WORK TO DO: Go through the listing below and list every line with "BENCHMARK".

GIVEN RECORDS:
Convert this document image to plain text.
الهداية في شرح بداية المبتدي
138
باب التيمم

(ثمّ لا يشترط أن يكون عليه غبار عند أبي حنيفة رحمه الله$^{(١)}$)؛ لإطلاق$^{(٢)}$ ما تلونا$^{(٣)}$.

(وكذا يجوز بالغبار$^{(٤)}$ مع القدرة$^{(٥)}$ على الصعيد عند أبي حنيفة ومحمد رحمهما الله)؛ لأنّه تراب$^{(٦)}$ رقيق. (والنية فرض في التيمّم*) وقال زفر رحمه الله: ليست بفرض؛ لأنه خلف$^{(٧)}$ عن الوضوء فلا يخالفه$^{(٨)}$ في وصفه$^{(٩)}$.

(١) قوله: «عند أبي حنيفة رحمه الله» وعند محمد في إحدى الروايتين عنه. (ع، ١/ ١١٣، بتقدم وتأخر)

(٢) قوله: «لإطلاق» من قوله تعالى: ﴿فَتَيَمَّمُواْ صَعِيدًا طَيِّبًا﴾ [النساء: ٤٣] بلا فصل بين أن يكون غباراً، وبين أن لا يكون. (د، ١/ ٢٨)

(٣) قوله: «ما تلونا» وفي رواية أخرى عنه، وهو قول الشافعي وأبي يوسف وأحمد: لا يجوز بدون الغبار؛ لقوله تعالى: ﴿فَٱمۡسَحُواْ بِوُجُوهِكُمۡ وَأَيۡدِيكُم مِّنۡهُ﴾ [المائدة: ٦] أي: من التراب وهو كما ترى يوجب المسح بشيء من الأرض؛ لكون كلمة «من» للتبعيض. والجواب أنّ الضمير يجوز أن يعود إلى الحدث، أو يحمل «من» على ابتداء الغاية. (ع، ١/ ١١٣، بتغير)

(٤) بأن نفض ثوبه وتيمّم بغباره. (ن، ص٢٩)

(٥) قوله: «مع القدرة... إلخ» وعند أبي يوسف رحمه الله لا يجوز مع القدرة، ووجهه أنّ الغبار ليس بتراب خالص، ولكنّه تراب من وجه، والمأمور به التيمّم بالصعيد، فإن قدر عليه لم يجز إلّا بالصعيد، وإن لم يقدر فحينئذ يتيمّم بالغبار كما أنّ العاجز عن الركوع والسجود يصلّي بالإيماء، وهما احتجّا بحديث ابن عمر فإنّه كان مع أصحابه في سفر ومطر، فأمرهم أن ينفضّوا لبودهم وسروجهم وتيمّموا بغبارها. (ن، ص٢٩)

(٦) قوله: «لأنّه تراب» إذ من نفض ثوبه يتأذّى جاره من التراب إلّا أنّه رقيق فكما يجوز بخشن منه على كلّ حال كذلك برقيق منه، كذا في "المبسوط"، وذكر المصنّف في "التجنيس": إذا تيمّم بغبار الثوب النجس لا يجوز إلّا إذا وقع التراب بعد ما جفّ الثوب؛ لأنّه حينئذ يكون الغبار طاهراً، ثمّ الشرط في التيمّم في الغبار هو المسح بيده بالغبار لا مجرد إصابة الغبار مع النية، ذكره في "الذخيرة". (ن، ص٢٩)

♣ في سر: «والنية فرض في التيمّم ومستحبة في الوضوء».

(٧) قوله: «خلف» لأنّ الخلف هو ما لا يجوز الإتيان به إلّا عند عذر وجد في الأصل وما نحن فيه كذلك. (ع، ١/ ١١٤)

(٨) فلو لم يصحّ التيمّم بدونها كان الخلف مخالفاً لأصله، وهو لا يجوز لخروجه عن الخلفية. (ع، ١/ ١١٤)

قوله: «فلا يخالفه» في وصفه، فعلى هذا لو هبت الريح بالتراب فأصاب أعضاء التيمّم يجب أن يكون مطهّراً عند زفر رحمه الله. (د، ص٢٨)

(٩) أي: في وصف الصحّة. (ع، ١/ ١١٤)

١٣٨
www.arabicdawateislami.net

==

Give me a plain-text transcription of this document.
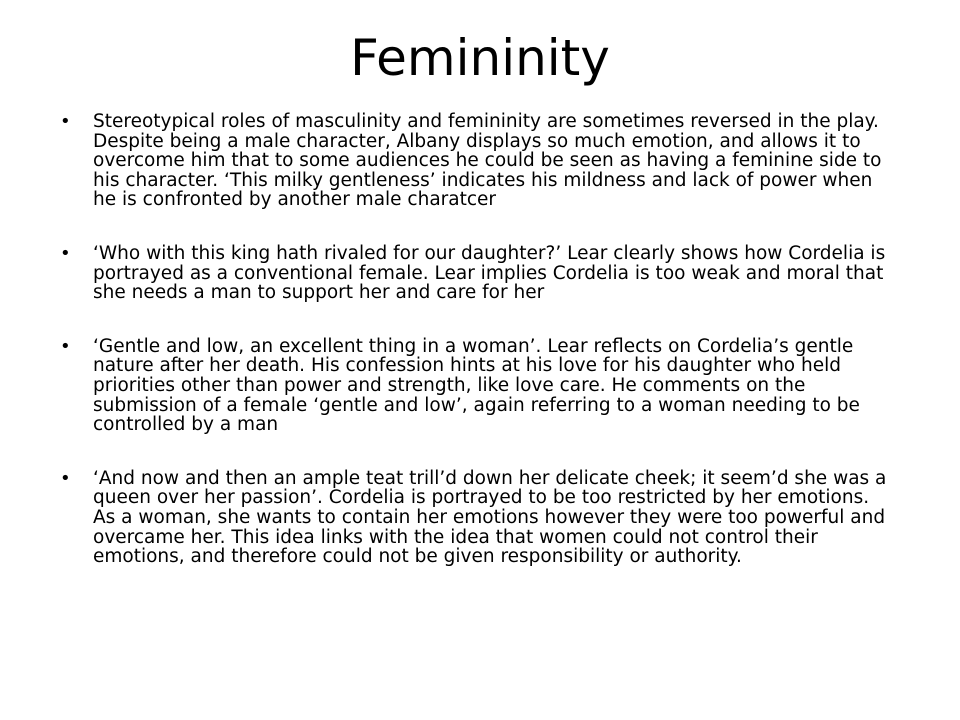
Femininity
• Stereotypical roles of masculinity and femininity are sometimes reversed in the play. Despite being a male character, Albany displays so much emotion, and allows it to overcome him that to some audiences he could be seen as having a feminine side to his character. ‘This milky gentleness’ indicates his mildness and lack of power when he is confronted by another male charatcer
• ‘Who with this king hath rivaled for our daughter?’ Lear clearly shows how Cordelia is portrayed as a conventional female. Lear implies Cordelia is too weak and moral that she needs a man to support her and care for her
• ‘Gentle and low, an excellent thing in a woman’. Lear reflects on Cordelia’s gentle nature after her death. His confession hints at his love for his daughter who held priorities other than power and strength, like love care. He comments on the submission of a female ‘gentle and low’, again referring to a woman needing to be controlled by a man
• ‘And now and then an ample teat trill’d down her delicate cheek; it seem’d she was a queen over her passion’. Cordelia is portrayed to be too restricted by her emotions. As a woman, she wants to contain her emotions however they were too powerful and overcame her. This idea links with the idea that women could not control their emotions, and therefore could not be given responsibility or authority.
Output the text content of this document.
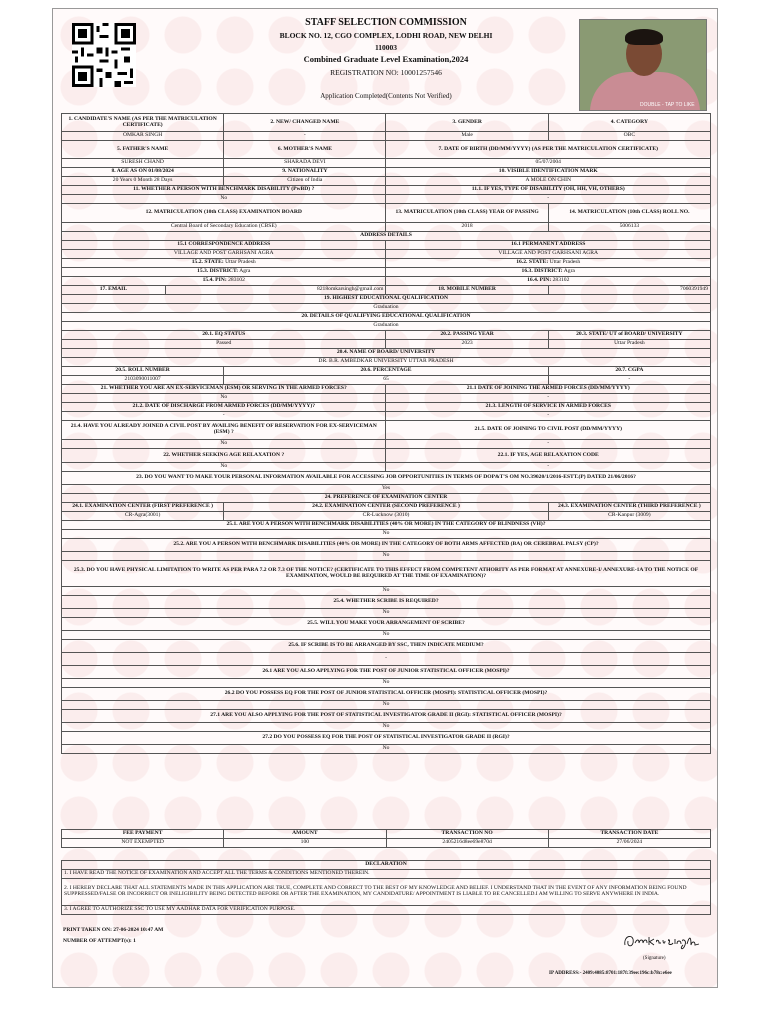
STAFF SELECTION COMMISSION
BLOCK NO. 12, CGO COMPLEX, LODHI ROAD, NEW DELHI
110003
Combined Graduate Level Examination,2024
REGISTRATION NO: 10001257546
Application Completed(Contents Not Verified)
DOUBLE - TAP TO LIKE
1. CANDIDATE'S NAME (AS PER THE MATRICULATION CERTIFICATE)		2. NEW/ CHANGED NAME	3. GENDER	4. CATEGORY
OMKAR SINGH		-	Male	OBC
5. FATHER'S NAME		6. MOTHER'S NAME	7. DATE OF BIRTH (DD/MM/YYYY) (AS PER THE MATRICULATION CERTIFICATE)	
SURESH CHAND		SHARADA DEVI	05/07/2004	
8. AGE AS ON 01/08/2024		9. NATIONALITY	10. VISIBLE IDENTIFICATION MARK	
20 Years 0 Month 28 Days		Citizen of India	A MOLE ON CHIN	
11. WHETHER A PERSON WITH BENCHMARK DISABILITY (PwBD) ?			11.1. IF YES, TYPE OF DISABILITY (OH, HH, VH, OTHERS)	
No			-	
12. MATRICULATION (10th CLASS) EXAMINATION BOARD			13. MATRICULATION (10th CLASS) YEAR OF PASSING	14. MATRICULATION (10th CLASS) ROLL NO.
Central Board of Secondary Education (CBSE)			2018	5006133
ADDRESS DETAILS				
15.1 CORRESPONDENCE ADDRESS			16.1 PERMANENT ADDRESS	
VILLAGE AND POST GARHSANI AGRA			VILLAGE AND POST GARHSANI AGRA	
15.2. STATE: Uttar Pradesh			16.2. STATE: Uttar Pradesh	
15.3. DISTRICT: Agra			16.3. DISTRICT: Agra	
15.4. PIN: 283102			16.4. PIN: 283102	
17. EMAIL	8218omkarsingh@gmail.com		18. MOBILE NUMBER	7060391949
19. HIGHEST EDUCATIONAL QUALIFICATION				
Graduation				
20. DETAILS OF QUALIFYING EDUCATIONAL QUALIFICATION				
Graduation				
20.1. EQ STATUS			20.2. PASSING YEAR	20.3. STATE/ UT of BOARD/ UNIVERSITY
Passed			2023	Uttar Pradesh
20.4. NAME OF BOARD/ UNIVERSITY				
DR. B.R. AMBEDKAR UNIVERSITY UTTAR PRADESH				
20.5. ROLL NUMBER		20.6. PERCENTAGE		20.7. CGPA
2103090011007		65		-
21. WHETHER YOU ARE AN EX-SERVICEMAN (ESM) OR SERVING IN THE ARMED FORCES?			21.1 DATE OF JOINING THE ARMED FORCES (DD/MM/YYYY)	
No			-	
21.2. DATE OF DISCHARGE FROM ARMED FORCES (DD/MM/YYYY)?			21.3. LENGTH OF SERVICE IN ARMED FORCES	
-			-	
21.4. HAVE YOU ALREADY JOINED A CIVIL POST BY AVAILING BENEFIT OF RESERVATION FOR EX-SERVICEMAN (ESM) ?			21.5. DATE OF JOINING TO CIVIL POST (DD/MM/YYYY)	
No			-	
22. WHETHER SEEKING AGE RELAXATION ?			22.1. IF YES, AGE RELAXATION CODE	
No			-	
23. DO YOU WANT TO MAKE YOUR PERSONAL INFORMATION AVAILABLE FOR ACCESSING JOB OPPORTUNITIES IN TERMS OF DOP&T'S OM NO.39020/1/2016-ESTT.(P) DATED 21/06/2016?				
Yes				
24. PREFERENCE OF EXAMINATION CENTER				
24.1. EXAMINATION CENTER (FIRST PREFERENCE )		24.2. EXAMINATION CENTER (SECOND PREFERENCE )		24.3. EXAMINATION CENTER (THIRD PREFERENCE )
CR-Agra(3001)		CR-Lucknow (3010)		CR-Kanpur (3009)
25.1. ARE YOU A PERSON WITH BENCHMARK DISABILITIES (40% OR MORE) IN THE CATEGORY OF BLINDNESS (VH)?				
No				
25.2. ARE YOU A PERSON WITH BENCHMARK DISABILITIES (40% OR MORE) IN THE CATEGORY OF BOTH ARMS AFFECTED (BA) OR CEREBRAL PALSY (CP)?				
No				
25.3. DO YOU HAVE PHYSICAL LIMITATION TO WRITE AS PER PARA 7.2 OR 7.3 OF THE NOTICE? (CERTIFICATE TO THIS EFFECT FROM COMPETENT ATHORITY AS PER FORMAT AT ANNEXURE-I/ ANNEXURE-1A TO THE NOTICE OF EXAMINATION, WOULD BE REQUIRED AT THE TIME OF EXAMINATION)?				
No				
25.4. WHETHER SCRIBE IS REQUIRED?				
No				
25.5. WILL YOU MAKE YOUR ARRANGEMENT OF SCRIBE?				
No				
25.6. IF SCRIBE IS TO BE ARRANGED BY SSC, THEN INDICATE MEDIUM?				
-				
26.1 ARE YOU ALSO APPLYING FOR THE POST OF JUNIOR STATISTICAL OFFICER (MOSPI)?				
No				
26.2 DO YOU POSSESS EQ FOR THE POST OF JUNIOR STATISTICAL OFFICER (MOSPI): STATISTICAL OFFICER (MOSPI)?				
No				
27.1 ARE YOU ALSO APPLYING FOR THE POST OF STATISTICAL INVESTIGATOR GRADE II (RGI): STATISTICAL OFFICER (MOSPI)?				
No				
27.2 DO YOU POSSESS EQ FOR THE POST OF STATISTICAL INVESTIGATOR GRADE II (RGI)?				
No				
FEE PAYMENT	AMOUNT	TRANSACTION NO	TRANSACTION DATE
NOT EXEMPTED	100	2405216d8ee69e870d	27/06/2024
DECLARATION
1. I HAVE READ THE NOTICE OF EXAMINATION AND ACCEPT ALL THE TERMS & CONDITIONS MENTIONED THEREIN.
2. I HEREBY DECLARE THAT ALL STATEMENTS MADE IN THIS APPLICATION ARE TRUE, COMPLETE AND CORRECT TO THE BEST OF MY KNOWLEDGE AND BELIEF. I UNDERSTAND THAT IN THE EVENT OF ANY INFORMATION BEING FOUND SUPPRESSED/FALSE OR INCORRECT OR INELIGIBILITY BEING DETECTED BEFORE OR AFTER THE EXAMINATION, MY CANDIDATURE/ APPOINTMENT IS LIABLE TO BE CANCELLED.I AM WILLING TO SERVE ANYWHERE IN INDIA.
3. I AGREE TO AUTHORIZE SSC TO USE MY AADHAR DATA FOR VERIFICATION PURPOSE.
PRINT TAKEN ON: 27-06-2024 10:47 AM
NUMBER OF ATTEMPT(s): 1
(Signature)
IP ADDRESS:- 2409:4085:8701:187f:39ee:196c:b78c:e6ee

RESULT OF THIS EXERCISE:
11. WHETHER A PERSON WITH BENCHMARK DISABILITY (PwBD) ?			11.1. IF YES, TYPE OF DISABILITY (OH, HH, VH, OTHERS)	
25.1. ARE YOU A PERSON WITH BENCHMARK DISABILITIES (40% OR MORE) IN THE CATEGORY OF BLINDNESS (VH)?				
25.2. ARE YOU A PERSON WITH BENCHMARK DISABILITIES (40% OR MORE) IN THE CATEGORY OF BOTH ARMS AFFECTED (BA) OR CEREBRAL PALSY (CP)?				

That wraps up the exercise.